Mais y a-t-il une liberté propre à l'entrepreneuriat ? La direction d'entreprise n'est-elle qu'un secteur d'application parmi d'autres d'une liberté dont la définition doit bien valoir universellement ? Si oui, laquelle ? Ou bien la liberté de l'entrepreneur constitue-t-elle une catégorie « à part », voire un modèle à défendre, une utopie sous-jacente au fameux « tous entrepreneurs ! » ? In fine, en quoi consiste cette liberté – réelle ou espérée – de l'entrepreneur·e ?

Pour y voir plus clair, partons de notre expérience, à commencer par celle de l'usage que nous faisons des mots lorsque nous les disons ou entendons. Toutes les idées mélangées et associées à la « liberté d'entreprendre » parlent beaucoup aux jeunes entrepreneur·e·s. Mais qu'y comprend-on vraiment ? Qu'en dit-on précisément ?

Des propos contradictoires et flous

Pour nous y retrouver dans cette masse de propos, observons avec méthode la diversité des registres dans lesquels la « liberté » y est mentionnée. Nous pouvons en dégager trois.

Dans un registre stimulant ou promotionnel, la liberté de l'entrepreneur·e est soulignée comme une alternative, si ce n'est l'alternative majeure, à un ensemble d'activités professionnelles assujetties. Dans ce type de propos, l'entrepreneuriat se définit par cette possibilité de dessiner son avenir au lieu de le subir, de réaliser ses propres projets et non ceux d'un autre, d'avoir prise sur les événements au lieu d'en être le spectateur impuissant, d'être son propre chef plutôt que d'obéir à un patron, ou encore de créer une forme d'organisation qui exprime notre identité et par là nos valeurs. Ces différents atouts tracent les contours de la liberté pour laquelle on choisit la voie de l'entrepreneuriat et qui met en avant l'adéquation entre la personne et son activité qui en devient le reflet, l'expression.

=== DONNÉES FOURNIES ===
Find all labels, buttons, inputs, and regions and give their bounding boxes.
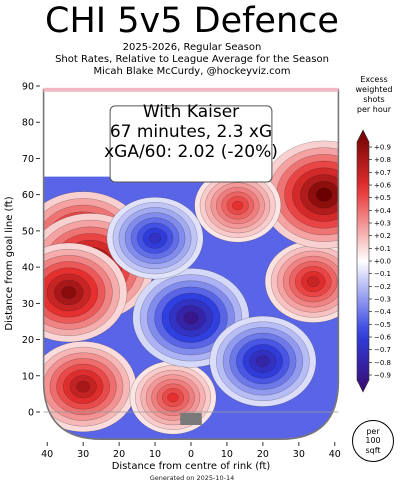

=== CONSIGNES DE L'EXERCICE ===
A – Dans le texte sur la liberté de l'entrepreneur, pourquoi l'auteur propose-t-il d'observer avec méthode la diversité des registres dans lesquels la « liberté » est mentionnée ? Répondez en une à trois phrases.
B – Poursuivez le texte sur la liberté de l'entrepreneur à partir de la dernière phrase donnée.

=== RÉPONSES PAR CONSIGNE ===
A – L'auteur propose cette observation méthodique pour se retrouver dans la masse des propos tenus sur la liberté d'entreprendre. Ces propos sont en effet présentés comme contradictoires et flous.

B –
Dans un registre critique, on souligne à l'inverse en quoi la liberté fondamentale de l'entrepreneur·e est limitée, voire empêchée par des procédures administratives, juridiques, fiscales, dont il importe par conséquent d'évaluer l'intérêt et la légitimité. Droit individuel nié par la réalité sociale et/ou étatique, cette liberté est alors conçue comme une indépendance à conquérir, ce que Benjamin Constant appelait la liberté des Modernes. Cette perspective rejoint la précédente en la précisant : la liberté d'entreprendre est conçue comme autodétermination, capacité à se fixer à soi-même les fins que l'on souhaite poursuivre et à mettre en place les moyens que l'on estime préférables pour les atteindre. Toute intervention extérieure peut la menacer.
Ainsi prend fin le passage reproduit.